**Problem statement:**
In the entries below, find every line with "JSON" and copy it.

== == ==

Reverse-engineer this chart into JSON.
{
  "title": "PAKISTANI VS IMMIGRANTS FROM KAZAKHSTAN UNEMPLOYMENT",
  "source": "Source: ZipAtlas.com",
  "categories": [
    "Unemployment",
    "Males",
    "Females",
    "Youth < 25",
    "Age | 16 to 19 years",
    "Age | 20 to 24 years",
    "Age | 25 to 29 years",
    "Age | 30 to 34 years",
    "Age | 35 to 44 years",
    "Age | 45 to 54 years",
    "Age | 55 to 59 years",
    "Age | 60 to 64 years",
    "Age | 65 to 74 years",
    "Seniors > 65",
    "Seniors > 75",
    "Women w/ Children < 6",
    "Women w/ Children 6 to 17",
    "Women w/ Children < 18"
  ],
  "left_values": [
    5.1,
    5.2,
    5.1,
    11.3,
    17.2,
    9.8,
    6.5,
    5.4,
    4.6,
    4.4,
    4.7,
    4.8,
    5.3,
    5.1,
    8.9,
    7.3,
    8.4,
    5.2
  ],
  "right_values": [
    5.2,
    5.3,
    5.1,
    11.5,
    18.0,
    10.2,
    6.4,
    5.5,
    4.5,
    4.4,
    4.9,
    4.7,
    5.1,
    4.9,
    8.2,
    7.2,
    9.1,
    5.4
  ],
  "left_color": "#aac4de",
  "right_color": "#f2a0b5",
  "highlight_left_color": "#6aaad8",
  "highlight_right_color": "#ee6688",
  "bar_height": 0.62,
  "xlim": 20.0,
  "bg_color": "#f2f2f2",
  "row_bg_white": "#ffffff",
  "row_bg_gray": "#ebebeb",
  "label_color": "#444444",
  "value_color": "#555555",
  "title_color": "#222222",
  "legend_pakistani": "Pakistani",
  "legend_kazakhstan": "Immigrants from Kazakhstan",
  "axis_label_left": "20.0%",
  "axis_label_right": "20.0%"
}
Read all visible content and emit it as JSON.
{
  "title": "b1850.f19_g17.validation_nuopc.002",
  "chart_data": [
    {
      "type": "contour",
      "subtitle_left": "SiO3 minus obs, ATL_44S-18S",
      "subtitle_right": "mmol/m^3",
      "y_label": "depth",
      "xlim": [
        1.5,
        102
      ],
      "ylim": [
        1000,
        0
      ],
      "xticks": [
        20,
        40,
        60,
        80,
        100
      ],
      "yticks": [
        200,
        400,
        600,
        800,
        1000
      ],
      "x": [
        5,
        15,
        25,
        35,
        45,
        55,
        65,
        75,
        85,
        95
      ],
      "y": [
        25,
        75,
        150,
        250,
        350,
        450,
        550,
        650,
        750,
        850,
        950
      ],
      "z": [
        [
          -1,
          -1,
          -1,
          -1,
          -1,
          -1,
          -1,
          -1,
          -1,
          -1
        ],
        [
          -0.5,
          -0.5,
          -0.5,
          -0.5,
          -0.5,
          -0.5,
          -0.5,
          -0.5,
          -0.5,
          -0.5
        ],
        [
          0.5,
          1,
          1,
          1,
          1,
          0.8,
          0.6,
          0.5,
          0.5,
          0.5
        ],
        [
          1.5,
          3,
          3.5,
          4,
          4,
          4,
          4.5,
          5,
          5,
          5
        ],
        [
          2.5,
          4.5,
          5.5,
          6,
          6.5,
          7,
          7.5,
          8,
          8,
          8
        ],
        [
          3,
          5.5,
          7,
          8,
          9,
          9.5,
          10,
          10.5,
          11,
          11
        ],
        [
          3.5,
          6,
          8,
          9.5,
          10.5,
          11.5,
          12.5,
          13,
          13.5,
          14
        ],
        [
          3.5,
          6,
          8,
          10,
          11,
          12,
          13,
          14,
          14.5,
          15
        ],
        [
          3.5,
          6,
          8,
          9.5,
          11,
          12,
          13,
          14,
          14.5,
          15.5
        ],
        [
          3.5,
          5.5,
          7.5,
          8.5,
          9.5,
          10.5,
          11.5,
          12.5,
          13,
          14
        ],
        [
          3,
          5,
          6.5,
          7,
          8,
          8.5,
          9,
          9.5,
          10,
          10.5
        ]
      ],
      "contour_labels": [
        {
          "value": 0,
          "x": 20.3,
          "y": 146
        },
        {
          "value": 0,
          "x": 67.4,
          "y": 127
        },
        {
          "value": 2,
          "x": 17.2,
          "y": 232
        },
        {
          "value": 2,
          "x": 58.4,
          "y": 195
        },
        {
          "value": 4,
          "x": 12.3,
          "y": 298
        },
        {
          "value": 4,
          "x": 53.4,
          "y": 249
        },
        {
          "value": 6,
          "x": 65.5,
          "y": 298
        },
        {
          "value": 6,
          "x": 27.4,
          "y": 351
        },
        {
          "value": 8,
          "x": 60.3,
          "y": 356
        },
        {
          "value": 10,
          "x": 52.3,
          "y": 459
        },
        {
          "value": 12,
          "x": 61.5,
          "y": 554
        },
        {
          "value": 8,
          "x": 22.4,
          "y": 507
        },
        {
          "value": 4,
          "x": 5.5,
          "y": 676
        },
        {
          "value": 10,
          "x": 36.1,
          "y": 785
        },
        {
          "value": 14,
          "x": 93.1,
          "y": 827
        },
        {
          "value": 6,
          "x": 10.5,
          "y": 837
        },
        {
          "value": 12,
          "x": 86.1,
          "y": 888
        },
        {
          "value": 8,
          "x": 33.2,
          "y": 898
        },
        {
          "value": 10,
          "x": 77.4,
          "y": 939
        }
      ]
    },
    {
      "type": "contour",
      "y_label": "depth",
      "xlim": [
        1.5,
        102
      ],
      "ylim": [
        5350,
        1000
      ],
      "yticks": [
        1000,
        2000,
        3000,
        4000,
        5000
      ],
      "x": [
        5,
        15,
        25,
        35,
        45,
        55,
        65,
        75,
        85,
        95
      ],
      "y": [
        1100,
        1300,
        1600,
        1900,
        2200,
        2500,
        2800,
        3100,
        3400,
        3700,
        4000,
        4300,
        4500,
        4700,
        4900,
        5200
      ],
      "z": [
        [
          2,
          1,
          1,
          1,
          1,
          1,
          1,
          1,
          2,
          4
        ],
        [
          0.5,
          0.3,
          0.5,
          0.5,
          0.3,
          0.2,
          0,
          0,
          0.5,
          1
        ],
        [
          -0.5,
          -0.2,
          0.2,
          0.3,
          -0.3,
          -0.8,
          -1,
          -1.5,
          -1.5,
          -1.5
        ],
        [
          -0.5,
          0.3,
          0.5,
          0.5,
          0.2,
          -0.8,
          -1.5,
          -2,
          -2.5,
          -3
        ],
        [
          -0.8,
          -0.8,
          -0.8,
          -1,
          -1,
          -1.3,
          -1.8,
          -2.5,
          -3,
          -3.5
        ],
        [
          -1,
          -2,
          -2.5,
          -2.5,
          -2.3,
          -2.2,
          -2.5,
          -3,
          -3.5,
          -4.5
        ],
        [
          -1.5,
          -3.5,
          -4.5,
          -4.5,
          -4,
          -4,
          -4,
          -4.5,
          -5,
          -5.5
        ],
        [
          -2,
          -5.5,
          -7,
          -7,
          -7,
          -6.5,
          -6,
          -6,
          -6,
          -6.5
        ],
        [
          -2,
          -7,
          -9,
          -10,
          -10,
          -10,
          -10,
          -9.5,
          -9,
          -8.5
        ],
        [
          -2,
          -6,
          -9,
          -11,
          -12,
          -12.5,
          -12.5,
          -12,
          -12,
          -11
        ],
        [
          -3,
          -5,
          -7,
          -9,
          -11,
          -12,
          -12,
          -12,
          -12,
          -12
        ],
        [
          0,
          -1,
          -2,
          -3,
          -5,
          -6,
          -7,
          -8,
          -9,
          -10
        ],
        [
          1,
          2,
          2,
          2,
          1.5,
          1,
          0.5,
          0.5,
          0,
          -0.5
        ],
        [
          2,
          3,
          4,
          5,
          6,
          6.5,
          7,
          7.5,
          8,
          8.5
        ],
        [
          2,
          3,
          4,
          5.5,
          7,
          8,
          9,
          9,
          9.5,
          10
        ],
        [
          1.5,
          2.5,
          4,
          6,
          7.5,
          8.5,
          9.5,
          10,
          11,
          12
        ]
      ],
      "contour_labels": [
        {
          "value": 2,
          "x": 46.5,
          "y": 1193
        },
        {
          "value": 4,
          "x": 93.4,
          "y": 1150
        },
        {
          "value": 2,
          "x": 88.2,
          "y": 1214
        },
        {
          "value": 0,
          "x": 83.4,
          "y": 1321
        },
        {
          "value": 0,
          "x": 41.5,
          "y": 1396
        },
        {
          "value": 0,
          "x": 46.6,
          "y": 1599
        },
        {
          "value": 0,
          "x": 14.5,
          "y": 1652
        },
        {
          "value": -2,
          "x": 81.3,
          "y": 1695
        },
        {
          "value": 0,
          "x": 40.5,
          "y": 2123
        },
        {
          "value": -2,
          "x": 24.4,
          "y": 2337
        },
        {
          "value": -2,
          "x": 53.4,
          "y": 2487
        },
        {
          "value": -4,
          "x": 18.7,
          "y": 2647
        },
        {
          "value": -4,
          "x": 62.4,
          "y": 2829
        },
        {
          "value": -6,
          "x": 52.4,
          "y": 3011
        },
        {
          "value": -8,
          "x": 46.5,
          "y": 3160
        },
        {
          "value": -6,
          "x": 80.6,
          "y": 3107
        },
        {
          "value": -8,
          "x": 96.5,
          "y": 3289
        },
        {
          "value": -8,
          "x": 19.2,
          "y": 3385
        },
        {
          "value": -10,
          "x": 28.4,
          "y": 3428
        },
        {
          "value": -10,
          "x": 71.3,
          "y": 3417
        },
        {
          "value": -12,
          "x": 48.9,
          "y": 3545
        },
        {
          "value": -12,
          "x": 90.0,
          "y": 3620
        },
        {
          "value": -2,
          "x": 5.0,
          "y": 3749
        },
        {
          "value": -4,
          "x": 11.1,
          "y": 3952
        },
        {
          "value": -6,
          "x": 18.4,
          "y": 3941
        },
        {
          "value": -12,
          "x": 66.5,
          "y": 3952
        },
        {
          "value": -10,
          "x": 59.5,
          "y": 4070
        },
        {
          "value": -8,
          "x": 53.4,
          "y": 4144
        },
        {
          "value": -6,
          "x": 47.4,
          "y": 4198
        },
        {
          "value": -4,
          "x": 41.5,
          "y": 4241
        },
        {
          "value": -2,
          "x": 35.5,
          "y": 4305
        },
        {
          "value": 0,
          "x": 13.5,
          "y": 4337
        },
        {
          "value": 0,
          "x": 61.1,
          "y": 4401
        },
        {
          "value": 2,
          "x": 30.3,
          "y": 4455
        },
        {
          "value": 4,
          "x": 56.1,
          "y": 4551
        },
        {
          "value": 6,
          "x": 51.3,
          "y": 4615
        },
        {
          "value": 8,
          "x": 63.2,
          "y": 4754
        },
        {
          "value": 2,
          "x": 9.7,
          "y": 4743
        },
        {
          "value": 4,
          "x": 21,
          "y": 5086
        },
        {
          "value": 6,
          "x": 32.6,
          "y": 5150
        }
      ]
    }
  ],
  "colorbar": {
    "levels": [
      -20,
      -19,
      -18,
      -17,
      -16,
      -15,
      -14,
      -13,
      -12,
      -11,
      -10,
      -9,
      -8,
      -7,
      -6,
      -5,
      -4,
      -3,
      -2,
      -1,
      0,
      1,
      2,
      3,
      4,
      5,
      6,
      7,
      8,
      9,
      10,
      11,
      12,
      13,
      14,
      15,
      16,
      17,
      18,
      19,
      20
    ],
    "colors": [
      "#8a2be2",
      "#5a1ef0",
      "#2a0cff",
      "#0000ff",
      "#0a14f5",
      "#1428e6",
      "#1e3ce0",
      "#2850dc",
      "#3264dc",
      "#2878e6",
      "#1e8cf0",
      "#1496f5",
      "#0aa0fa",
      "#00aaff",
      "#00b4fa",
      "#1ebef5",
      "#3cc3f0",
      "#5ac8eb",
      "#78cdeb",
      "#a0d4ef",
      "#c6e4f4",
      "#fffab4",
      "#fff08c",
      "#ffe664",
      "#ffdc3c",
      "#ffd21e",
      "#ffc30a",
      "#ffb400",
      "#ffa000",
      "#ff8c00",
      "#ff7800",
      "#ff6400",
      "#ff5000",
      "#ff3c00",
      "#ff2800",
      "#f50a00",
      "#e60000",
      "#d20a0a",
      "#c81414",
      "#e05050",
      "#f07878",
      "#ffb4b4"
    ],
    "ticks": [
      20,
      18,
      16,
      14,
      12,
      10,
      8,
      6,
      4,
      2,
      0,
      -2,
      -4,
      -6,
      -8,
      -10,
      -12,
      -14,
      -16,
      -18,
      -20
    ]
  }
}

== == ==

**Solution to the problem:**
Reverse-engineer this chart into JSON.
Read all visible content and emit it as JSON.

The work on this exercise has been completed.